§ **Written problem**:
Set down the final stretch of the data, from the line that holds "Serialize everything readable" through the last line, both included, with pictures left out.
____________________
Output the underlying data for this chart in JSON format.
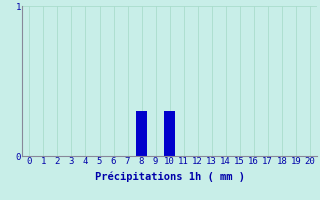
{
  "categories": [
    0,
    1,
    2,
    3,
    4,
    5,
    6,
    7,
    8,
    9,
    10,
    11,
    12,
    13,
    14,
    15,
    16,
    17,
    18,
    19,
    20
  ],
  "values": [
    0,
    0,
    0,
    0,
    0,
    0,
    0,
    0,
    0.3,
    0,
    0.3,
    0,
    0,
    0,
    0,
    0,
    0,
    0,
    0,
    0,
    0
  ],
  "bar_color": "#0000cc",
  "background_color": "#c8eee8",
  "grid_color": "#aaddcc",
  "axis_color": "#888899",
  "text_color": "#0000aa",
  "xlabel": "Précipitations 1h ( mm )",
  "ylim": [
    0,
    1
  ],
  "yticks": [
    0,
    1
  ],
  "xlim": [
    -0.5,
    20.5
  ],
  "bar_width": 0.75,
  "tick_fontsize": 6.5,
  "label_fontsize": 7.5
}
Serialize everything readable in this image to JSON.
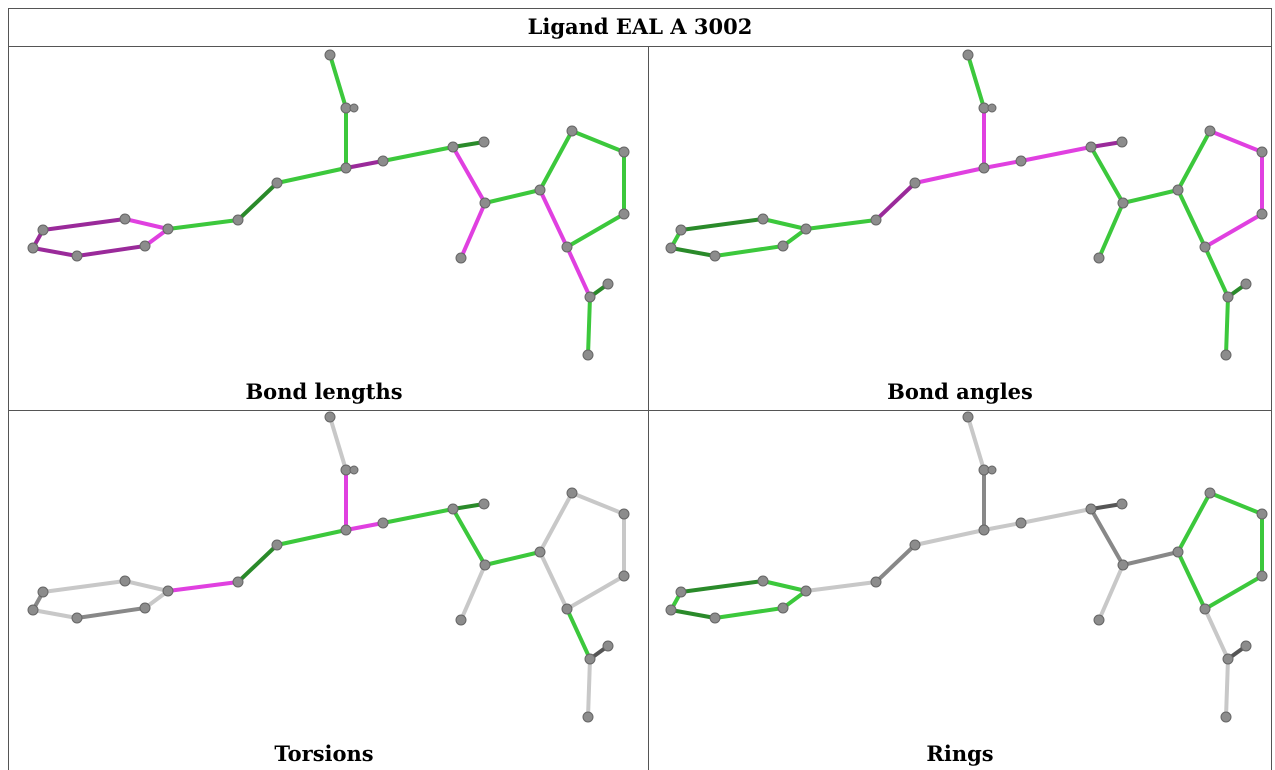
{
  "header": {
    "title": "Ligand EAL A 3002"
  },
  "panels": [
    {
      "label": "Bond lengths"
    },
    {
      "label": "Bond angles"
    },
    {
      "label": "Torsions"
    },
    {
      "label": "Rings"
    }
  ]
}
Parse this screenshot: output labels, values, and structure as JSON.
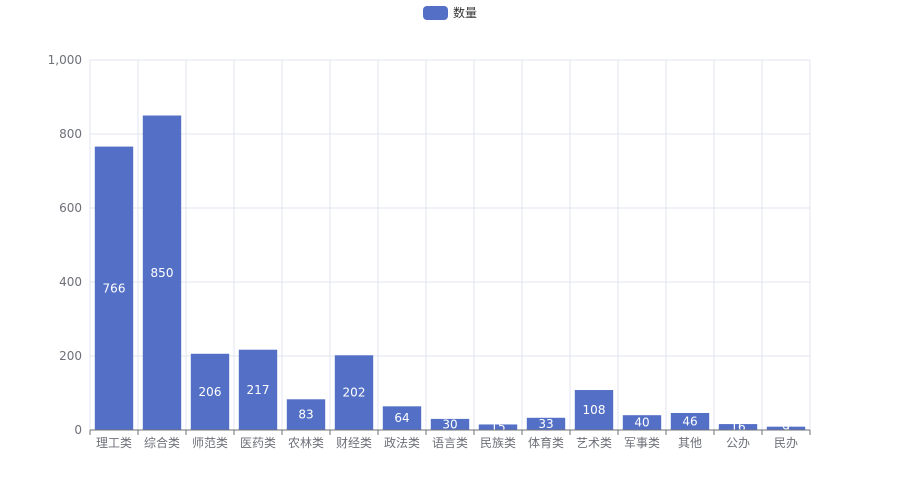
____________________
§ **Solution for this problem**:
Serialize everything readable in this image to JSON.
{
  "header": {
    "title": "Ligand EAL A 3002"
  },
  "panels": [
    {
      "label": "Bond lengths"
    },
    {
      "label": "Bond angles"
    },
    {
      "label": "Torsions"
    },
    {
      "label": "Rings"
    }
  ]
}
Parse this screenshot: output labels, values, and structure as JSON.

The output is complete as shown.